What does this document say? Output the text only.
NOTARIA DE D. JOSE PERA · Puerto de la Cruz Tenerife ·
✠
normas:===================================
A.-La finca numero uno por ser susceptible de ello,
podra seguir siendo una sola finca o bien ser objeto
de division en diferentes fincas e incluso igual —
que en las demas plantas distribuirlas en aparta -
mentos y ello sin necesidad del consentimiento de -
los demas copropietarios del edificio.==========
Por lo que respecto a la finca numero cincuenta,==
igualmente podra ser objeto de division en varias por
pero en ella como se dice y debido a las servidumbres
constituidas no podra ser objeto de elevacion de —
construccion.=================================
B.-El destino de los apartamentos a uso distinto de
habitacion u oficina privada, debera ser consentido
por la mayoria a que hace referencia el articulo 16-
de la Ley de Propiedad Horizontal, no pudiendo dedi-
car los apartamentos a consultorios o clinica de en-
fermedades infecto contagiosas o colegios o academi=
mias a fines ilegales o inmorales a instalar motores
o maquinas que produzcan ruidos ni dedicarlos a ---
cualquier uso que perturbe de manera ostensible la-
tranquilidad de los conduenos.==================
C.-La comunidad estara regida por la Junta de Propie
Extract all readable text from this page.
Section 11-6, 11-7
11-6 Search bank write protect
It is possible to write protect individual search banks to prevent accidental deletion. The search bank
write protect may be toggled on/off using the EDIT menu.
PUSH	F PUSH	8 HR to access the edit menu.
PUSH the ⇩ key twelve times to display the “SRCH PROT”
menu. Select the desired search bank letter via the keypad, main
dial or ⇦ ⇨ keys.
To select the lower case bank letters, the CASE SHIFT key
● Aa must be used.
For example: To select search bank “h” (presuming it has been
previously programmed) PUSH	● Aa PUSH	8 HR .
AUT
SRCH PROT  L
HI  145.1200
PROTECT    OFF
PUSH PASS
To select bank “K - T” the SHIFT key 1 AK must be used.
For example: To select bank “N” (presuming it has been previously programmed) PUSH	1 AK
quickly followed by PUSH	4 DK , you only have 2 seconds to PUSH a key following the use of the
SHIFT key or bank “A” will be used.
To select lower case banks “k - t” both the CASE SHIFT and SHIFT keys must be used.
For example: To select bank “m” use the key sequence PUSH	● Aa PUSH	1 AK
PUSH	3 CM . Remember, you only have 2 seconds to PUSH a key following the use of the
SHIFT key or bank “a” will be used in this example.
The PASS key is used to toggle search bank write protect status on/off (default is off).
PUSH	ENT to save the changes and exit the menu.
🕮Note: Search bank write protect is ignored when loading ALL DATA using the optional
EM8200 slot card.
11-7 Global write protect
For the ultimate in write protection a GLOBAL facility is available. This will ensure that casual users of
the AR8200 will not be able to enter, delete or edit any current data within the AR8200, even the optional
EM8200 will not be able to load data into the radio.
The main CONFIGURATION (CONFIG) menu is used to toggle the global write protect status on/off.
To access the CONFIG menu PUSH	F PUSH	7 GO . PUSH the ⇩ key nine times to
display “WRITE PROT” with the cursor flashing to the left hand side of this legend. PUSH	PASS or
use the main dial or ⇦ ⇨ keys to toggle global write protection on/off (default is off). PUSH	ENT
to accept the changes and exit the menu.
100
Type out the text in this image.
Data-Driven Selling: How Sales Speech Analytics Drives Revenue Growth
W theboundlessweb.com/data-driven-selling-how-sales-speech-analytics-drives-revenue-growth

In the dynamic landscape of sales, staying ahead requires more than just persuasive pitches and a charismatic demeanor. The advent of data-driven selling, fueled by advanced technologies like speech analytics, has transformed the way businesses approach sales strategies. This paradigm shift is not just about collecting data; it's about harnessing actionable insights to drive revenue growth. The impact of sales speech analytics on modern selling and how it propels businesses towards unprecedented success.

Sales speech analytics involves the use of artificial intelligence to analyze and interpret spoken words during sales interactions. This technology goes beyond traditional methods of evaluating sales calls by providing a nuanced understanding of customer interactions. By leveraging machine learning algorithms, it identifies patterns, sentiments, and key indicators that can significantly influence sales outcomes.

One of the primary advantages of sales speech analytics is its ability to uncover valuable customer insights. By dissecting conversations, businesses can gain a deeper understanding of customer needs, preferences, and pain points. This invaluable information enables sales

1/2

§ WHAT IS EXPECTED
Output each entry precisely as given.

§ EXERCISE OUTPUT
What does this document say? Output the text only.
NOTARIA DE D. JOSE PERA · Puerto de la Cruz Tenerife ·
✠
normas:===================================
A.-La finca numero uno por ser susceptible de ello,
podra seguir siendo una sola finca o bien ser objeto
de division en diferentes fincas e incluso igual —
que en las demas plantas distribuirlas en aparta -
mentos y ello sin necesidad del consentimiento de -
los demas copropietarios del edificio.==========
Por lo que respecto a la finca numero cincuenta,==
igualmente podra ser objeto de division en varias por
pero en ella como se dice y debido a las servidumbres
constituidas no podra ser objeto de elevacion de —
construccion.=================================
B.-El destino de los apartamentos a uso distinto de
habitacion u oficina privada, debera ser consentido
por la mayoria a que hace referencia el articulo 16-
de la Ley de Propiedad Horizontal, no pudiendo dedi-
car los apartamentos a consultorios o clinica de en-
fermedades infecto contagiosas o colegios o academi=
mias a fines ilegales o inmorales a instalar motores
o maquinas que produzcan ruidos ni dedicarlos a ---
cualquier uso que perturbe de manera ostensible la-
tranquilidad de los conduenos.==================
C.-La comunidad estara regida por la Junta de Propie
Extract all readable text from this page.
Section 11-6, 11-7
11-6 Search bank write protect
It is possible to write protect individual search banks to prevent accidental deletion. The search bank
write protect may be toggled on/off using the EDIT menu.
PUSH	F PUSH	8 HR to access the edit menu.
PUSH the ⇩ key twelve times to display the “SRCH PROT”
menu. Select the desired search bank letter via the keypad, main
dial or ⇦ ⇨ keys.
To select the lower case bank letters, the CASE SHIFT key
● Aa must be used.
For example: To select search bank “h” (presuming it has been
previously programmed) PUSH	● Aa PUSH	8 HR .
AUT
SRCH PROT  L
HI  145.1200
PROTECT    OFF
PUSH PASS
To select bank “K - T” the SHIFT key 1 AK must be used.
For example: To select bank “N” (presuming it has been previously programmed) PUSH	1 AK
quickly followed by PUSH	4 DK , you only have 2 seconds to PUSH a key following the use of the
SHIFT key or bank “A” will be used.
To select lower case banks “k - t” both the CASE SHIFT and SHIFT keys must be used.
For example: To select bank “m” use the key sequence PUSH	● Aa PUSH	1 AK
PUSH	3 CM . Remember, you only have 2 seconds to PUSH a key following the use of the
SHIFT key or bank “a” will be used in this example.
The PASS key is used to toggle search bank write protect status on/off (default is off).
PUSH	ENT to save the changes and exit the menu.
🕮Note: Search bank write protect is ignored when loading ALL DATA using the optional
EM8200 slot card.
11-7 Global write protect
For the ultimate in write protection a GLOBAL facility is available. This will ensure that casual users of
the AR8200 will not be able to enter, delete or edit any current data within the AR8200, even the optional
EM8200 will not be able to load data into the radio.
The main CONFIGURATION (CONFIG) menu is used to toggle the global write protect status on/off.
To access the CONFIG menu PUSH	F PUSH	7 GO . PUSH the ⇩ key nine times to
display “WRITE PROT” with the cursor flashing to the left hand side of this legend. PUSH	PASS or
use the main dial or ⇦ ⇨ keys to toggle global write protection on/off (default is off). PUSH	ENT
to accept the changes and exit the menu.
100
Type out the text in this image.
Data-Driven Selling: How Sales Speech Analytics Drives Revenue Growth
W theboundlessweb.com/data-driven-selling-how-sales-speech-analytics-drives-revenue-growth

In the dynamic landscape of sales, staying ahead requires more than just persuasive pitches and a charismatic demeanor. The advent of data-driven selling, fueled by advanced technologies like speech analytics, has transformed the way businesses approach sales strategies. This paradigm shift is not just about collecting data; it's about harnessing actionable insights to drive revenue growth. The impact of sales speech analytics on modern selling and how it propels businesses towards unprecedented success.

Sales speech analytics involves the use of artificial intelligence to analyze and interpret spoken words during sales interactions. This technology goes beyond traditional methods of evaluating sales calls by providing a nuanced understanding of customer interactions. By leveraging machine learning algorithms, it identifies patterns, sentiments, and key indicators that can significantly influence sales outcomes.

One of the primary advantages of sales speech analytics is its ability to uncover valuable customer insights. By dissecting conversations, businesses can gain a deeper understanding of customer needs, preferences, and pain points. This invaluable information enables sales

1/2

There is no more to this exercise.